◆ TASK TO CARRY OUT: Repeat every line below exactly, word for word.

:: RECORDED DATA

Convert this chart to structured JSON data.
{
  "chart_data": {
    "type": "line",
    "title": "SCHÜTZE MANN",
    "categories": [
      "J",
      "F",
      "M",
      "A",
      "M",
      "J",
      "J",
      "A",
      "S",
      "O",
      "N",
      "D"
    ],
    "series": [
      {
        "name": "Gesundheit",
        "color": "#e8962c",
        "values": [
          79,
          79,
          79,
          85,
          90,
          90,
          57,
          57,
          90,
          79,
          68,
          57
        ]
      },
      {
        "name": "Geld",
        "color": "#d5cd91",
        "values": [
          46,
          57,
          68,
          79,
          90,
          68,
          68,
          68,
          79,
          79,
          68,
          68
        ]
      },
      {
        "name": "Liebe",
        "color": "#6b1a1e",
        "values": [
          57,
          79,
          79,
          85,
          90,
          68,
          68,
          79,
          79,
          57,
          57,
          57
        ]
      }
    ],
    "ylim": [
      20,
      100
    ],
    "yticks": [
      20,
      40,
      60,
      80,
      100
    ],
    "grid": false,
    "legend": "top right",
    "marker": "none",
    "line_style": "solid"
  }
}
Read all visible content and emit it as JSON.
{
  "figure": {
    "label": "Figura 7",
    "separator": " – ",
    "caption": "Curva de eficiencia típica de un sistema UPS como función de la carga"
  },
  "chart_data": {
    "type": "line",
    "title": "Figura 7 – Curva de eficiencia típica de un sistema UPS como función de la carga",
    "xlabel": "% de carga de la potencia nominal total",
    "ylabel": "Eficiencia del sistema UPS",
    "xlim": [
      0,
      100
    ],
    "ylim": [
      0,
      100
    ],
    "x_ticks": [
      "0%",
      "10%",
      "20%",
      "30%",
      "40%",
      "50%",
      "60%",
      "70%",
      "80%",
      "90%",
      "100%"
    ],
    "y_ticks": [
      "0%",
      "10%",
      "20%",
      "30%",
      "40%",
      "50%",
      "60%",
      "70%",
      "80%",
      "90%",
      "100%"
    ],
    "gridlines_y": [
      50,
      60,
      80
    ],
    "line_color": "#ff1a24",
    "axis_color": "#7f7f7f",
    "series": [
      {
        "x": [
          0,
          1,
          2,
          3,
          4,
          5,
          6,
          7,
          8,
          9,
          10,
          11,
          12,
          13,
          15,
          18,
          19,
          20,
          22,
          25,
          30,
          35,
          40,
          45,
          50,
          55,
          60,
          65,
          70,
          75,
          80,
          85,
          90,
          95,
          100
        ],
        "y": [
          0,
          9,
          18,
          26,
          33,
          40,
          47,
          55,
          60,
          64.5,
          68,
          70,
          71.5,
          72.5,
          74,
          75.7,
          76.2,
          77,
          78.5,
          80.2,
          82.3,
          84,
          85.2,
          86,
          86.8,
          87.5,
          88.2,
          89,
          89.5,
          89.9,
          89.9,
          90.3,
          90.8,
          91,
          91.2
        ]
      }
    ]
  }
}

::::

◆ ANSWER TO THE PROBLEM:
Convert this chart to structured JSON data.
{
  "chart_data": {
    "type": "line",
    "title": "SCHÜTZE MANN",
    "categories": [
      "J",
      "F",
      "M",
      "A",
      "M",
      "J",
      "J",
      "A",
      "S",
      "O",
      "N",
      "D"
    ],
    "series": [
      {
        "name": "Gesundheit",
        "color": "#e8962c",
        "values": [
          79,
          79,
          79,
          85,
          90,
          90,
          57,
          57,
          90,
          79,
          68,
          57
        ]
      },
      {
        "name": "Geld",
        "color": "#d5cd91",
        "values": [
          46,
          57,
          68,
          79,
          90,
          68,
          68,
          68,
          79,
          79,
          68,
          68
        ]
      },
      {
        "name": "Liebe",
        "color": "#6b1a1e",
        "values": [
          57,
          79,
          79,
          85,
          90,
          68,
          68,
          79,
          79,
          57,
          57,
          57
        ]
      }
    ],
    "ylim": [
      20,
      100
    ],
    "yticks": [
      20,
      40,
      60,
      80,
      100
    ],
    "grid": false,
    "legend": "top right",
    "marker": "none",
    "line_style": "solid"
  }
}
Read all visible content and emit it as JSON.
{
  "figure": {
    "label": "Figura 7",
    "separator": " – ",
    "caption": "Curva de eficiencia típica de un sistema UPS como función de la carga"
  },
  "chart_data": {
    "type": "line",
    "title": "Figura 7 – Curva de eficiencia típica de un sistema UPS como función de la carga",
    "xlabel": "% de carga de la potencia nominal total",
    "ylabel": "Eficiencia del sistema UPS",
    "xlim": [
      0,
      100
    ],
    "ylim": [
      0,
      100
    ],
    "x_ticks": [
      "0%",
      "10%",
      "20%",
      "30%",
      "40%",
      "50%",
      "60%",
      "70%",
      "80%",
      "90%",
      "100%"
    ],
    "y_ticks": [
      "0%",
      "10%",
      "20%",
      "30%",
      "40%",
      "50%",
      "60%",
      "70%",
      "80%",
      "90%",
      "100%"
    ],
    "gridlines_y": [
      50,
      60,
      80
    ],
    "line_color": "#ff1a24",
    "axis_color": "#7f7f7f",
    "series": [
      {
        "x": [
          0,
          1,
          2,
          3,
          4,
          5,
          6,
          7,
          8,
          9,
          10,
          11,
          12,
          13,
          15,
          18,
          19,
          20,
          22,
          25,
          30,
          35,
          40,
          45,
          50,
          55,
          60,
          65,
          70,
          75,
          80,
          85,
          90,
          95,
          100
        ],
        "y": [
          0,
          9,
          18,
          26,
          33,
          40,
          47,
          55,
          60,
          64.5,
          68,
          70,
          71.5,
          72.5,
          74,
          75.7,
          76.2,
          77,
          78.5,
          80.2,
          82.3,
          84,
          85.2,
          86,
          86.8,
          87.5,
          88.2,
          89,
          89.5,
          89.9,
          89.9,
          90.3,
          90.8,
          91,
          91.2
        ]
      }
    ]
  }
}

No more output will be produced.